## Task goal
Of the lines in this material, how many contain "color"? Answer with a single number only.

## Information supplied

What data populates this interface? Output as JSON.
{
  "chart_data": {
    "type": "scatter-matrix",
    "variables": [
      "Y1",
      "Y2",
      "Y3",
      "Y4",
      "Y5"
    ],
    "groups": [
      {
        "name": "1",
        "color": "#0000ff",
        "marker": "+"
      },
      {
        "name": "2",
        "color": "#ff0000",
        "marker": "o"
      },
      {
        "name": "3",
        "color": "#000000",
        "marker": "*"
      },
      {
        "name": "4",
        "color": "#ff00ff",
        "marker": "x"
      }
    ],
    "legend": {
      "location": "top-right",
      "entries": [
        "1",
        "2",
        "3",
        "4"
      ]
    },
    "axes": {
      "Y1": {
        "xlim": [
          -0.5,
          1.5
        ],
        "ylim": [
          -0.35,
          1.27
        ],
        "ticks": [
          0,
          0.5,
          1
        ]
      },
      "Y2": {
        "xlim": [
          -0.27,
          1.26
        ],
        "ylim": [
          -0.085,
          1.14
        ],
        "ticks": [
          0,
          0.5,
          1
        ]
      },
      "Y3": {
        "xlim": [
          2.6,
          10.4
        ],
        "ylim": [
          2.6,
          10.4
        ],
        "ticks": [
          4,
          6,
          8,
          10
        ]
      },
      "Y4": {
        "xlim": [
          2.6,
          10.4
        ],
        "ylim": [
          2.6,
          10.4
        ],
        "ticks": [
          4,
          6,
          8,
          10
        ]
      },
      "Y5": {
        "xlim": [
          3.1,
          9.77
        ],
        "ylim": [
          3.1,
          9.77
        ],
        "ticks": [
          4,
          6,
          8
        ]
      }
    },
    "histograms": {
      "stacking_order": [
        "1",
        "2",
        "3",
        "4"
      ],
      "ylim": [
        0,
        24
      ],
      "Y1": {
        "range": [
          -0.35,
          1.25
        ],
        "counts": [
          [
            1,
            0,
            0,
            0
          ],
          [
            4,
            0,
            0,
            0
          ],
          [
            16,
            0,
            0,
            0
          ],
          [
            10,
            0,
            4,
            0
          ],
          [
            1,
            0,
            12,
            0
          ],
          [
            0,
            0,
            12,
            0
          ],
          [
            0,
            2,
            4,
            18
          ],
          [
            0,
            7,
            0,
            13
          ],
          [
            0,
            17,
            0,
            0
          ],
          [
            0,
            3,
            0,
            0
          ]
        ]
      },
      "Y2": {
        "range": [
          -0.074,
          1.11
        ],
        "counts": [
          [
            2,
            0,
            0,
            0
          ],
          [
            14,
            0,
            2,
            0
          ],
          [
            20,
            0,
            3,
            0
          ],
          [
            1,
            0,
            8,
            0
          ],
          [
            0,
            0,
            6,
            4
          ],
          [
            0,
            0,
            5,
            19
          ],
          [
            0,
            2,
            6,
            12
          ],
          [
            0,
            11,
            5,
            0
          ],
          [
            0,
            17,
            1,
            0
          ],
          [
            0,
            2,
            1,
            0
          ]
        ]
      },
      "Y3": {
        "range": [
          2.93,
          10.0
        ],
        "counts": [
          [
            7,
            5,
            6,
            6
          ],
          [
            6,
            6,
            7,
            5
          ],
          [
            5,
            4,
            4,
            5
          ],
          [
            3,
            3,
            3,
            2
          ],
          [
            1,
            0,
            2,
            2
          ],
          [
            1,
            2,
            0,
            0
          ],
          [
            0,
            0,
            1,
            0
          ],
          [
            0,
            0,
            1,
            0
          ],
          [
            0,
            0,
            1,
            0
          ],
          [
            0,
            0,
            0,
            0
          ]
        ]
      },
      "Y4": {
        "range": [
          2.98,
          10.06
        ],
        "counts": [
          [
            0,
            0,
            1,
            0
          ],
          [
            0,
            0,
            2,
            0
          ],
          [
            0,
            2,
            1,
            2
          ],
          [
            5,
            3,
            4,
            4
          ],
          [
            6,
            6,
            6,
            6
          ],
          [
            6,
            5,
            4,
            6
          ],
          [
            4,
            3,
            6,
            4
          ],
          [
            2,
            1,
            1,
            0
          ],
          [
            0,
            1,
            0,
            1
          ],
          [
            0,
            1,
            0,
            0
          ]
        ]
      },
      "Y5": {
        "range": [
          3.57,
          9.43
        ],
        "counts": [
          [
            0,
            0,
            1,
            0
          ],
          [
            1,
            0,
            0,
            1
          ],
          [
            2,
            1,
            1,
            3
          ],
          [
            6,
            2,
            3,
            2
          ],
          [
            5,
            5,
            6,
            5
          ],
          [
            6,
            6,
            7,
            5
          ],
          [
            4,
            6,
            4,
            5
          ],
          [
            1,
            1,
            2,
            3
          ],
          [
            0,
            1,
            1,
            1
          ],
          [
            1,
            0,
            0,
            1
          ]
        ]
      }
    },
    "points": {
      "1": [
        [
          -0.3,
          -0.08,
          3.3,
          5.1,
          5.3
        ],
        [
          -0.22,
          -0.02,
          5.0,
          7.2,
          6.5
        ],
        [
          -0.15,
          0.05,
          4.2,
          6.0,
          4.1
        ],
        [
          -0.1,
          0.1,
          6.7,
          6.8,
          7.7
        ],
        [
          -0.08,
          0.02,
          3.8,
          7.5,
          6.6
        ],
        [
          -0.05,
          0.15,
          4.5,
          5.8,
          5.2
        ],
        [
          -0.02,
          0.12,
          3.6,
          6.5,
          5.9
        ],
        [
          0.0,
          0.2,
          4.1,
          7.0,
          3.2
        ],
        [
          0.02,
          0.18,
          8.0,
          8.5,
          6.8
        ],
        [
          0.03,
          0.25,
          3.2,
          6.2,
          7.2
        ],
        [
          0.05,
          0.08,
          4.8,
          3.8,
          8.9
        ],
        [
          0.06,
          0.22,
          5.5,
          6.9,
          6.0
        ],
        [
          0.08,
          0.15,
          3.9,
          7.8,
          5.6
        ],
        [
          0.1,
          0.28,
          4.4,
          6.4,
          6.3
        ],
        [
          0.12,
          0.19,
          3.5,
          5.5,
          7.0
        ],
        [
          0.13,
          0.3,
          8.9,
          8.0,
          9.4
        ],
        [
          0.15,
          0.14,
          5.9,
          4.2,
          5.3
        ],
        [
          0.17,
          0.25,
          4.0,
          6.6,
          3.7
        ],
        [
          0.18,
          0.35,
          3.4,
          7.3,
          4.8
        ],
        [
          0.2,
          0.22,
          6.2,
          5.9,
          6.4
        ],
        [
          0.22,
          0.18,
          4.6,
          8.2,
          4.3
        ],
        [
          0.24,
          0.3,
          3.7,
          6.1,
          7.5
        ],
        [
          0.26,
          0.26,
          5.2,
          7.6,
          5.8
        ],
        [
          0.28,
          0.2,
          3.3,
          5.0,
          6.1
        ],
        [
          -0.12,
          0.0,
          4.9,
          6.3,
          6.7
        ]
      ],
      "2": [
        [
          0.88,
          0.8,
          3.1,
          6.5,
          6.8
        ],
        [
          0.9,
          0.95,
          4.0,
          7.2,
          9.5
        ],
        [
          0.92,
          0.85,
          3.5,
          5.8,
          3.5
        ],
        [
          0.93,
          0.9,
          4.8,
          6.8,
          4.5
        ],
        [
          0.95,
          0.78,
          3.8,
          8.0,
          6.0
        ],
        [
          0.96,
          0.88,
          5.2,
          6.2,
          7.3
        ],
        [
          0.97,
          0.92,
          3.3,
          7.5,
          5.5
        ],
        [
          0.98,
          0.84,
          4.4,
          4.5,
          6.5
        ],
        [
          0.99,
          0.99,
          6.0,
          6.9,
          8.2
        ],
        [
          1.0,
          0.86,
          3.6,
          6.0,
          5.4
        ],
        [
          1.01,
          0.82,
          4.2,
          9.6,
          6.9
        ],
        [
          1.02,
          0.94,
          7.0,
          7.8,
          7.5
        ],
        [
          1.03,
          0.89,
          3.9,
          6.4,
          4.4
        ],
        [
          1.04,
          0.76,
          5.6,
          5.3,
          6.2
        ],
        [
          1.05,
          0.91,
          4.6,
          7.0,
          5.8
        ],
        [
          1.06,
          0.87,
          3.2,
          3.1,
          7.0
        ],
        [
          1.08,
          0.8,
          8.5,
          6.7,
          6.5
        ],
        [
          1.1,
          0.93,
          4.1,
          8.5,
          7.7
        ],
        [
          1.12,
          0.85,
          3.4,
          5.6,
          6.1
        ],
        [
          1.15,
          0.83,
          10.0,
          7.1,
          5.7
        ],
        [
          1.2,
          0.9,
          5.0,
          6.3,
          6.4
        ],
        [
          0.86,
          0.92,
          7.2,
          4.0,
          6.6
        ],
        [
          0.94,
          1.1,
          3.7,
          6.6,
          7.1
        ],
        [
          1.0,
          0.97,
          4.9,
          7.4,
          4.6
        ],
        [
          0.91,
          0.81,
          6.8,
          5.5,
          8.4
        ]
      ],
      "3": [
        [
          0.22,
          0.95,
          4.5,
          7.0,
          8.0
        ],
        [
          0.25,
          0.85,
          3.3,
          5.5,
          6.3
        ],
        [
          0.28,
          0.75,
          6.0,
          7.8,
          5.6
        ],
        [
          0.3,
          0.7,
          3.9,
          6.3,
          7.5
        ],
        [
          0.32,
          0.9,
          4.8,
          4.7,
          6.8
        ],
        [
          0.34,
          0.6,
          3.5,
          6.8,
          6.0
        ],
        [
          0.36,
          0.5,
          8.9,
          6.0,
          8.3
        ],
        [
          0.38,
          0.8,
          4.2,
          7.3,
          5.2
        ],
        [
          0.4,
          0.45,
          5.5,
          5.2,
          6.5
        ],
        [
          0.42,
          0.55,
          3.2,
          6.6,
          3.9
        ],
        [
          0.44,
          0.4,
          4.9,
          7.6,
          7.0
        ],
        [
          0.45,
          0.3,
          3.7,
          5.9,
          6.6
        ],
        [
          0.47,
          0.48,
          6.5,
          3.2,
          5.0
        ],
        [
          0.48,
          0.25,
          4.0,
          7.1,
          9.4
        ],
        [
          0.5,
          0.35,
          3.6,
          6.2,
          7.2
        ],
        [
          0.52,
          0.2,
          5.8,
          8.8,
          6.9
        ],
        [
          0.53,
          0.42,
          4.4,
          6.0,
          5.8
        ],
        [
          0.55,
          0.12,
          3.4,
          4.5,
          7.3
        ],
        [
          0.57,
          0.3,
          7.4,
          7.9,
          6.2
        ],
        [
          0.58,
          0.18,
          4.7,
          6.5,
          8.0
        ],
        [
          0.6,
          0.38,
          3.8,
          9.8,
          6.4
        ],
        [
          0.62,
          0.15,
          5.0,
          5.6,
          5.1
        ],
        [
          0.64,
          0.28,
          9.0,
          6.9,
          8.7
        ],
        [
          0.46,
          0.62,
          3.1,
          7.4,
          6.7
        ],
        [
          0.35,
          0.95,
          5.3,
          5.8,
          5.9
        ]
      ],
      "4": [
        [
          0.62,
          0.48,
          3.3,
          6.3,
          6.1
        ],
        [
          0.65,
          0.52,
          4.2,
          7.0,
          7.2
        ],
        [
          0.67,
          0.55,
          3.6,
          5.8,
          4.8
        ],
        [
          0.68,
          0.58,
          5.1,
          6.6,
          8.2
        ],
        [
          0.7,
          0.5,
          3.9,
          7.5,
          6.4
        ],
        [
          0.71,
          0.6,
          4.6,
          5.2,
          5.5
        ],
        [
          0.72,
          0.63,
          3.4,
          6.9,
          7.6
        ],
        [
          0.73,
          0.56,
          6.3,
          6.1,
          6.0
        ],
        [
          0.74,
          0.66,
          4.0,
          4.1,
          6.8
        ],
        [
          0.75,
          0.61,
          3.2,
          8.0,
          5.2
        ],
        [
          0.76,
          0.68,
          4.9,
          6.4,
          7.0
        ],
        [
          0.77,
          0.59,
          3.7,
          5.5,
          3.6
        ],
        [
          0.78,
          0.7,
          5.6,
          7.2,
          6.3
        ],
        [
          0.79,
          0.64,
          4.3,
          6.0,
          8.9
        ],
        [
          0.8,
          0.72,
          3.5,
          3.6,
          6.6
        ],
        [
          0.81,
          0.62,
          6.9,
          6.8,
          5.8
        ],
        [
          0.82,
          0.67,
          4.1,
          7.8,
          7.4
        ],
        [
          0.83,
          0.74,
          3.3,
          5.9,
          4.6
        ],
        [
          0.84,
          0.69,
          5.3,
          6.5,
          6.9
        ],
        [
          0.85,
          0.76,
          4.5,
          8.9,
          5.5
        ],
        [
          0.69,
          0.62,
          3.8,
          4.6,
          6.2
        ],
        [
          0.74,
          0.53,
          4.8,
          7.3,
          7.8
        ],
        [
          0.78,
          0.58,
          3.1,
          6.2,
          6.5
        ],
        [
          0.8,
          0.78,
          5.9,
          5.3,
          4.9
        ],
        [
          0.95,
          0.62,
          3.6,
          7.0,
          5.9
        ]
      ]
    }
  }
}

## Written response
4